The exercise:
Search the data for the word "subtitle". Reproduce every line where it is found.

── Given records

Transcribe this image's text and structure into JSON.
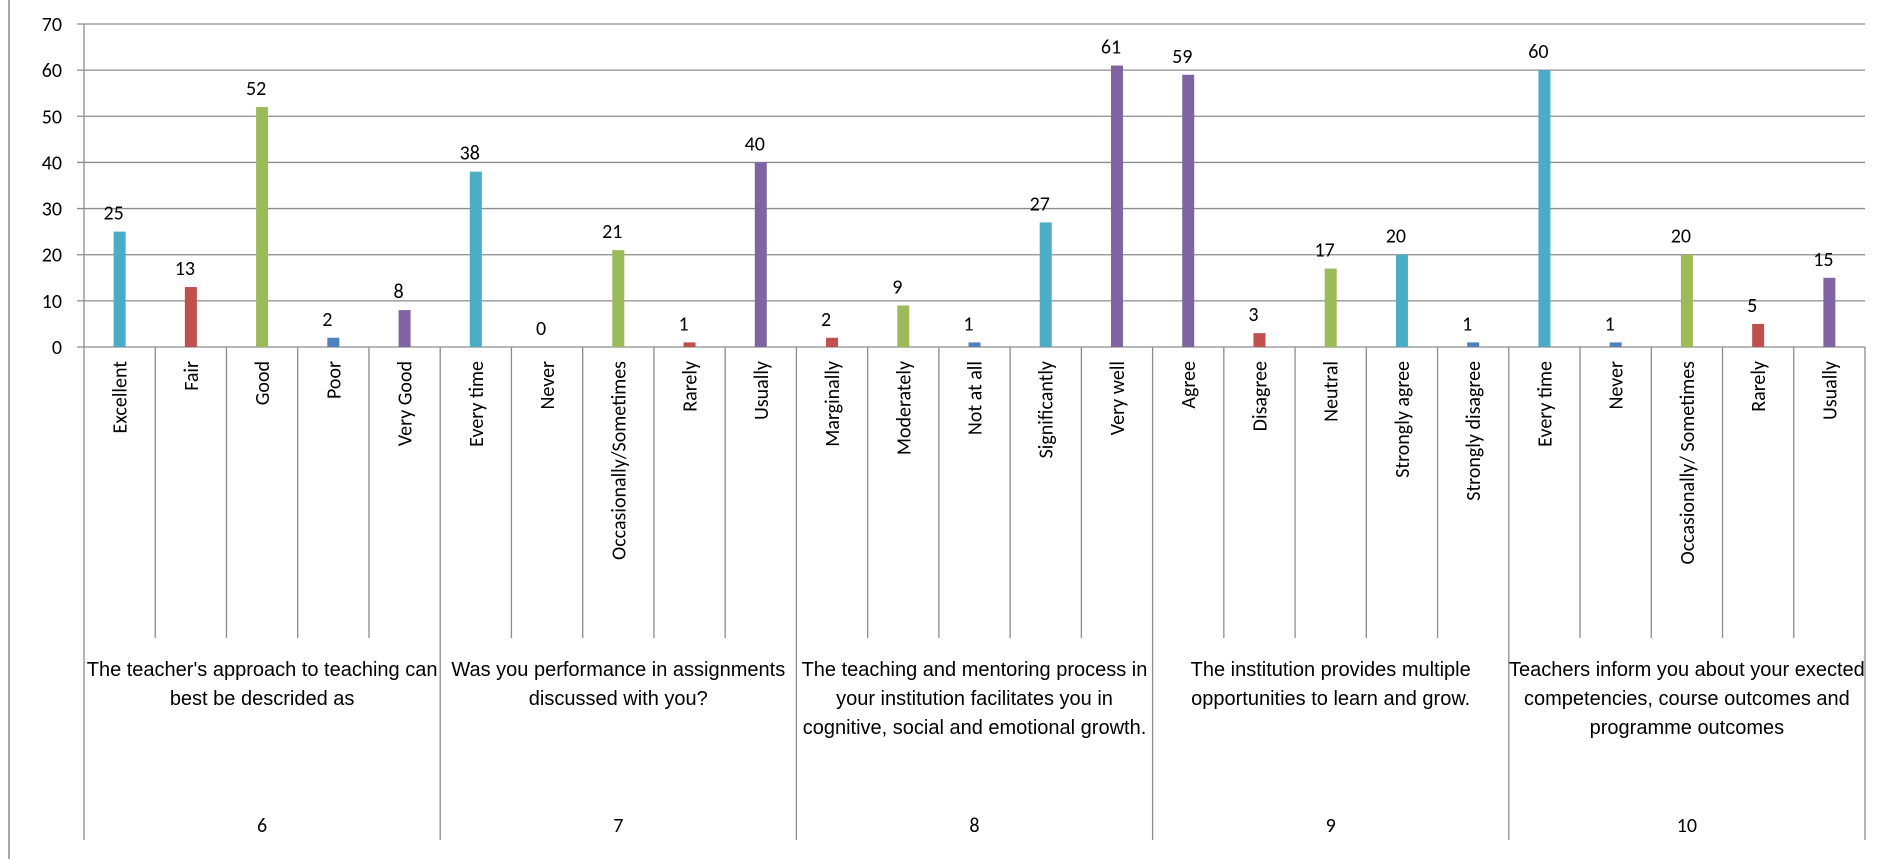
{
  "chart_data": {
    "type": "bar",
    "categories": [
      "Excellent",
      "Fair",
      "Good",
      "Poor",
      "Very Good",
      "Every time",
      "Never",
      "Occasionally/Sometimes",
      "Rarely",
      "Usually",
      "Marginally",
      "Moderately",
      "Not at all",
      "Significantly",
      "Very well",
      "Agree",
      "Disagree",
      "Neutral",
      "Strongly agree",
      "Strongly disagree",
      "Every time",
      "Never",
      "Occasionally/ Sometimes",
      "Rarely",
      "Usually"
    ],
    "values": [
      25,
      13,
      52,
      2,
      8,
      38,
      0,
      21,
      1,
      40,
      2,
      9,
      1,
      27,
      61,
      59,
      3,
      17,
      20,
      1,
      60,
      1,
      20,
      5,
      15
    ],
    "colors": [
      "#4bacc6",
      "#c0504d",
      "#9bbb59",
      "#4f81bd",
      "#8064a2",
      "#4bacc6",
      "#4f81bd",
      "#9bbb59",
      "#c0504d",
      "#8064a2",
      "#c0504d",
      "#9bbb59",
      "#4f81bd",
      "#4bacc6",
      "#8064a2",
      "#8064a2",
      "#c0504d",
      "#9bbb59",
      "#4bacc6",
      "#4f81bd",
      "#4bacc6",
      "#4f81bd",
      "#9bbb59",
      "#c0504d",
      "#8064a2"
    ],
    "groups": [
      {
        "name": "The teacher's approach to teaching can best be descrided as",
        "id": "6"
      },
      {
        "name": "Was you performance in assignments discussed with you?",
        "id": "7"
      },
      {
        "name": "The teaching and mentoring process in your institution facilitates you in cognitive, social and emotional growth.",
        "id": "8"
      },
      {
        "name": "The institution provides multiple opportunities to learn and grow.",
        "id": "9"
      },
      {
        "name": "Teachers inform you about your exected competencies, course outcomes and programme outcomes",
        "id": "10"
      }
    ],
    "ylim": [
      0,
      70
    ],
    "yticks": [
      0,
      10,
      20,
      30,
      40,
      50,
      60,
      70
    ],
    "grid": true
  }
}
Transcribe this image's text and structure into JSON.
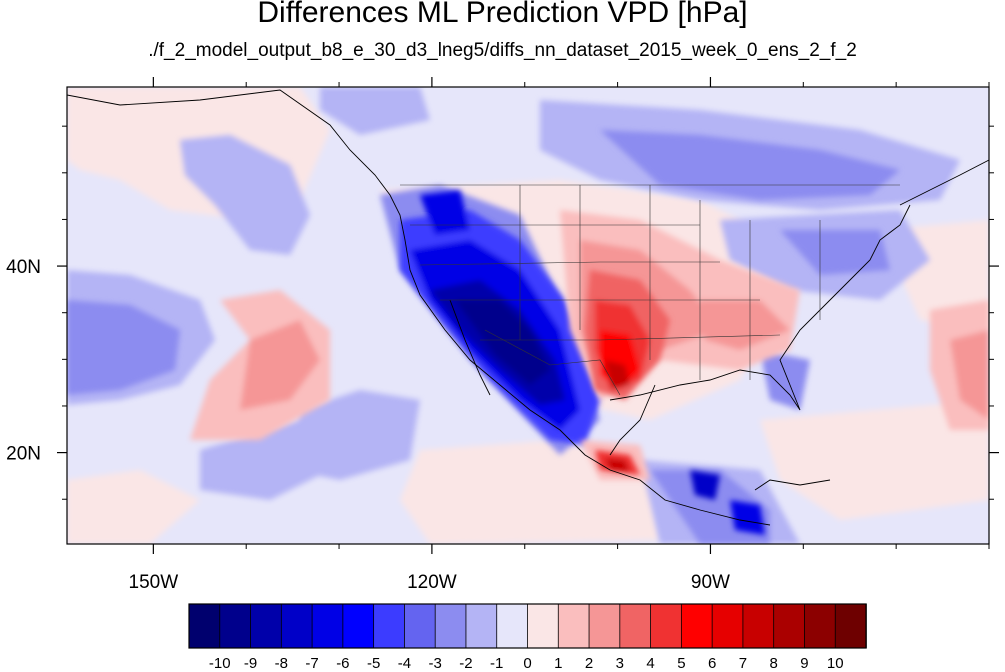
{
  "title": "Differences ML Prediction VPD [hPa]",
  "subtitle": "./f_2_model_output_b8_e_30_d3_lneg5/diffs_nn_dataset_2015_week_0_ens_2_f_2",
  "chart_data": {
    "type": "heatmap",
    "title": "Differences ML Prediction VPD [hPa]",
    "subtitle": "./f_2_model_output_b8_e_30_d3_lneg5/diffs_nn_dataset_2015_week_0_ens_2_f_2",
    "x_ticks": [
      {
        "value": -150,
        "label": "150W"
      },
      {
        "value": -120,
        "label": "120W"
      },
      {
        "value": -90,
        "label": "90W"
      }
    ],
    "y_ticks": [
      {
        "value": 40,
        "label": "40N"
      },
      {
        "value": 20,
        "label": "20N"
      }
    ],
    "xlim": [
      -159.3,
      -60
    ],
    "ylim": [
      10.2,
      59.2
    ],
    "colorbar": {
      "labels": [
        "-10",
        "-9",
        "-8",
        "-7",
        "-6",
        "-5",
        "-4",
        "-3",
        "-2",
        "-1",
        "0",
        "1",
        "2",
        "3",
        "4",
        "5",
        "6",
        "7",
        "8",
        "9",
        "10"
      ],
      "colors": [
        "#00006e",
        "#00008c",
        "#0000aa",
        "#0000c8",
        "#0000e6",
        "#0000ff",
        "#3c3cff",
        "#6464f0",
        "#8c8cf0",
        "#b4b4f5",
        "#e6e6fa",
        "#fae6e6",
        "#fabebe",
        "#f59696",
        "#f06464",
        "#f03232",
        "#ff0000",
        "#e60000",
        "#c80000",
        "#aa0000",
        "#8c0000",
        "#6e0000"
      ]
    }
  }
}
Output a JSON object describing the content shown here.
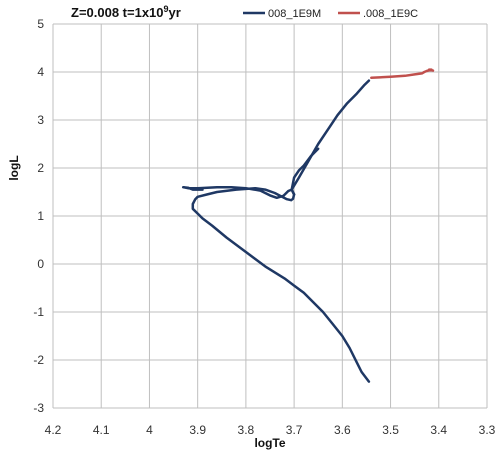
{
  "chart_data": {
    "type": "line",
    "title": "Z=0.008 t=1x10",
    "title_superscript": "9",
    "title_suffix": "yr",
    "xlabel": "logTe",
    "ylabel": "logL",
    "xlim": [
      4.2,
      3.3
    ],
    "x_reversed": true,
    "ylim": [
      -3,
      5
    ],
    "x_ticks": [
      "4.2",
      "4.1",
      "4",
      "3.9",
      "3.8",
      "3.7",
      "3.6",
      "3.5",
      "3.4",
      "3.3"
    ],
    "y_ticks": [
      "5",
      "4",
      "3",
      "2",
      "1",
      "0",
      "-1",
      "-2",
      "-3"
    ],
    "grid": true,
    "legend_position": "top",
    "series": [
      {
        "name": "008_1E9M",
        "color": "#1f3864",
        "x": [
          3.545,
          3.56,
          3.57,
          3.585,
          3.6,
          3.62,
          3.64,
          3.66,
          3.68,
          3.7,
          3.72,
          3.76,
          3.8,
          3.84,
          3.87,
          3.89,
          3.9,
          3.91,
          3.91,
          3.905,
          3.9,
          3.88,
          3.86,
          3.82,
          3.78,
          3.76,
          3.74,
          3.725,
          3.715,
          3.706,
          3.702,
          3.7,
          3.705,
          3.712,
          3.722,
          3.736,
          3.75,
          3.77,
          3.8,
          3.83,
          3.86,
          3.88,
          3.9,
          3.92,
          3.93,
          3.92,
          3.91,
          3.89
        ],
        "y": [
          -2.45,
          -2.25,
          -2.05,
          -1.75,
          -1.5,
          -1.25,
          -1.0,
          -0.8,
          -0.6,
          -0.45,
          -0.3,
          -0.05,
          0.25,
          0.55,
          0.8,
          0.95,
          1.05,
          1.15,
          1.25,
          1.35,
          1.4,
          1.45,
          1.5,
          1.55,
          1.58,
          1.55,
          1.48,
          1.4,
          1.35,
          1.33,
          1.36,
          1.45,
          1.55,
          1.52,
          1.42,
          1.38,
          1.43,
          1.53,
          1.58,
          1.6,
          1.6,
          1.59,
          1.58,
          1.58,
          1.6,
          1.59,
          1.55,
          1.55
        ]
      },
      {
        "name": "008_1E9M",
        "color": "#1f3864",
        "x": [
          3.7,
          3.705,
          3.7,
          3.69,
          3.68,
          3.665,
          3.65
        ],
        "y": [
          1.45,
          1.55,
          1.8,
          1.95,
          2.05,
          2.25,
          2.4
        ]
      },
      {
        "name": "008_1E9M",
        "color": "#1f3864",
        "x": [
          3.705,
          3.69,
          3.67,
          3.65,
          3.63,
          3.61,
          3.59,
          3.57,
          3.555,
          3.545
        ],
        "y": [
          1.55,
          1.8,
          2.15,
          2.5,
          2.8,
          3.1,
          3.35,
          3.55,
          3.72,
          3.82
        ]
      },
      {
        "name": ".008_1E9C",
        "color": "#c0504d",
        "x": [
          3.54,
          3.5,
          3.47,
          3.45,
          3.435,
          3.43,
          3.425,
          3.415,
          3.42,
          3.412
        ],
        "y": [
          3.88,
          3.9,
          3.92,
          3.95,
          3.97,
          4.0,
          4.02,
          4.05,
          4.05,
          4.03
        ]
      }
    ]
  }
}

────

Correct output:
  "subtitle": "./f_2_model_output_b8_e_30_d3_lneg5/diffs_nn_dataset_2015_week_0_ens_2_f_2",
    "subtitle": "./f_2_model_output_b8_e_30_d3_lneg5/diffs_nn_dataset_2015_week_0_ens_2_f_2",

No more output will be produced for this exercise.